__Listagens de coordenadas de caixas__:
----

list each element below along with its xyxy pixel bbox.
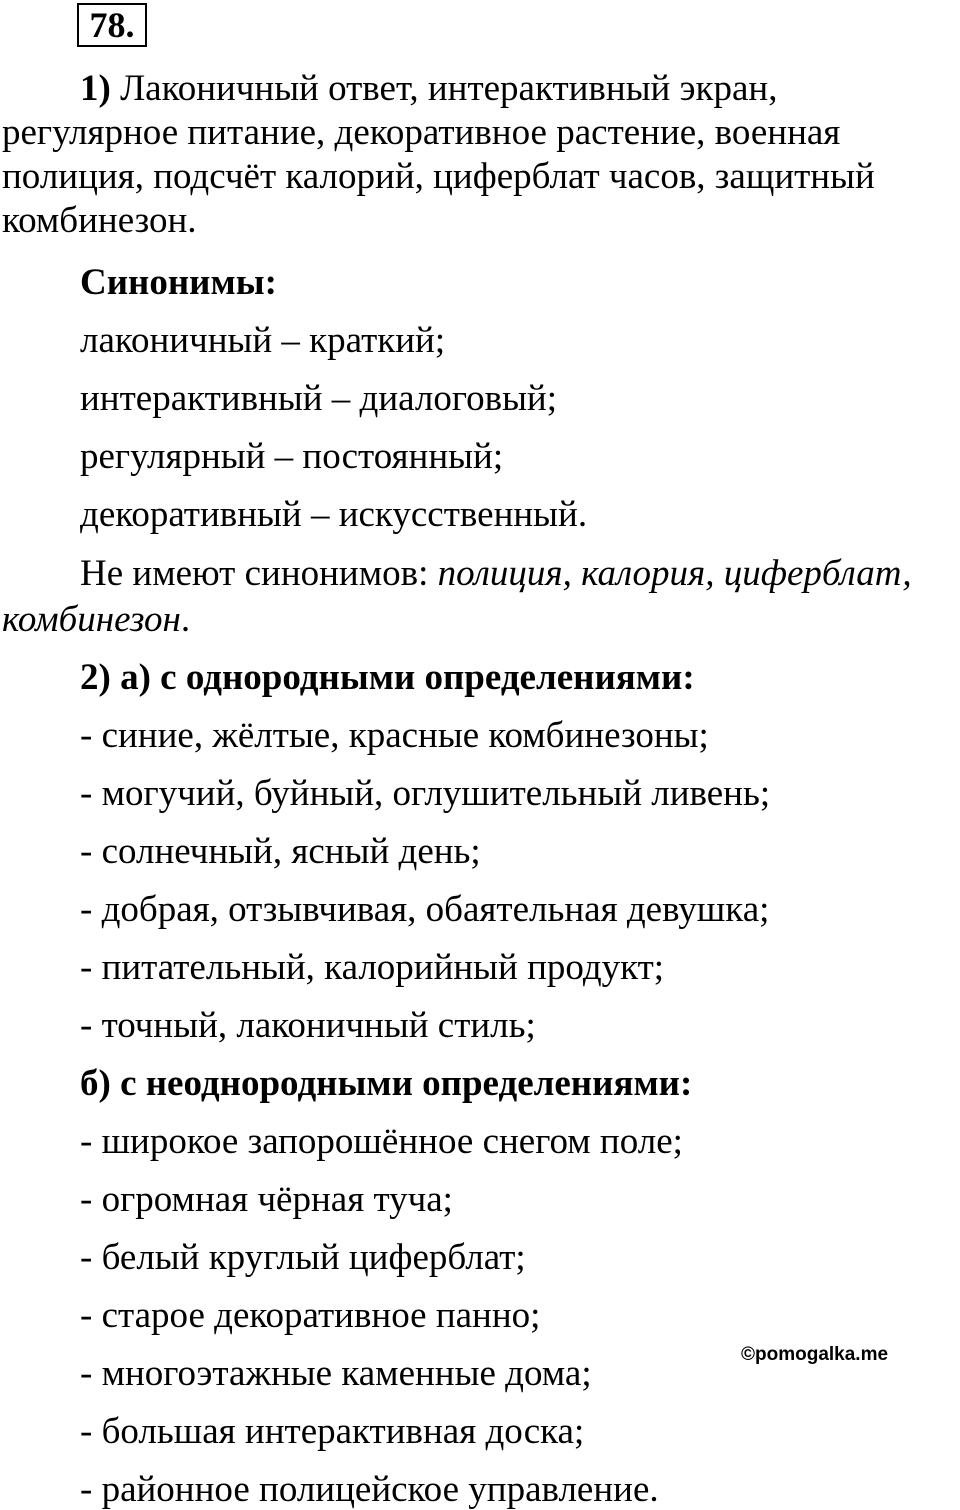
part2-heading-b: б) с неоднородными определениями: — [80, 1063, 693, 1104]
part1-line-1 — [80, 70, 777, 107]
no-synonyms-end: . — [180, 599, 191, 640]
list-item-a: - могучий, буйный, оглушительный ливень; — [80, 773, 771, 814]
list-item-b: - многоэтажные каменные дома; — [80, 1353, 592, 1394]
part1-text-1: Лаконичный ответ, интерактивный экран, — [120, 68, 778, 109]
list-item-b: - широкое запорошённое снегом поле; — [80, 1121, 683, 1162]
synonyms-heading: Синонимы: — [80, 262, 277, 303]
list-item-a: - синие, жёлтые, красные комбинезоны; — [80, 715, 709, 756]
no-synonyms-line-1 — [80, 555, 912, 592]
exercise-number: 78. — [77, 3, 147, 47]
list-item-b: - старое декоративное панно; — [80, 1295, 541, 1336]
synonym-item: регулярный – постоянный; — [80, 436, 504, 477]
part1-line-4: комбинезон. — [2, 200, 197, 241]
list-item-b: - огромная чёрная туча; — [80, 1179, 453, 1220]
list-item-a: - точный, лаконичный стиль; — [80, 1005, 536, 1046]
synonym-item: декоративный – искусственный. — [80, 494, 588, 535]
list-item-a: - питательный, калорийный продукт; — [80, 947, 665, 988]
no-synonyms-words-2: комбинезон — [2, 599, 181, 640]
no-synonyms-words-1: полиция, калория, циферблат, — [437, 553, 912, 594]
part1-label: 1) — [80, 68, 111, 109]
synonym-item: лаконичный – краткий; — [80, 320, 446, 361]
list-item-b: - районное полицейское управление. — [80, 1469, 659, 1510]
part1-line-2: регулярное питание, декоративное растение, военная — [2, 112, 841, 153]
list-item-b: - большая интерактивная доска; — [80, 1411, 585, 1452]
watermark: ©pomogalka.me — [741, 1344, 889, 1365]
list-item-a: - добрая, отзывчивая, обаятельная девушка; — [80, 889, 770, 930]
no-synonyms-line-2 — [2, 601, 190, 638]
part1-line-3: полиция, подсчёт калорий, циферблат часов, защитный — [2, 156, 875, 197]
synonym-item: интерактивный – диалоговый; — [80, 378, 558, 419]
list-item-b: - белый круглый циферблат; — [80, 1237, 526, 1278]
list-item-a: - солнечный, ясный день; — [80, 831, 481, 872]
part2-heading-a: 2) а) с однородными определениями: — [80, 657, 695, 698]
no-synonyms-label: Не имеют синонимов: — [80, 553, 438, 594]
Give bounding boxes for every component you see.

----

__INSTRUÇÕES A SEGUIR__:
Reproduza, sem qualquer alteração, o trecho da listagem que se inicia na linha que contém "part2-heading-b: б) с" e se encerra na linha que contém "synonym-item: лаконичный –", incluídas ambas as extremidades.

__RESULTADO CORRETO__:
part2-heading-b: б) с неоднородными определениями: — [80, 1063, 693, 1104]
part1-line-1 — [80, 70, 777, 107]
no-synonyms-end: . — [180, 599, 191, 640]
list-item-a: - могучий, буйный, оглушительный ливень; — [80, 773, 771, 814]
list-item-b: - многоэтажные каменные дома; — [80, 1353, 592, 1394]
part1-text-1: Лаконичный ответ, интерактивный экран, — [120, 68, 778, 109]
list-item-b: - широкое запорошённое снегом поле; — [80, 1121, 683, 1162]
synonyms-heading: Синонимы: — [80, 262, 277, 303]
list-item-a: - синие, жёлтые, красные комбинезоны; — [80, 715, 709, 756]
no-synonyms-line-1 — [80, 555, 912, 592]
exercise-number: 78. — [77, 3, 147, 47]
list-item-b: - старое декоративное панно; — [80, 1295, 541, 1336]
synonym-item: регулярный – постоянный; — [80, 436, 504, 477]
part1-line-4: комбинезон. — [2, 200, 197, 241]
list-item-b: - огромная чёрная туча; — [80, 1179, 453, 1220]
list-item-a: - точный, лаконичный стиль; — [80, 1005, 536, 1046]
synonym-item: декоративный – искусственный. — [80, 494, 588, 535]
list-item-a: - питательный, калорийный продукт; — [80, 947, 665, 988]
no-synonyms-words-2: комбинезон — [2, 599, 181, 640]
no-synonyms-words-1: полиция, калория, циферблат, — [437, 553, 912, 594]
part1-label: 1) — [80, 68, 111, 109]
synonym-item: лаконичный – краткий; — [80, 320, 446, 361]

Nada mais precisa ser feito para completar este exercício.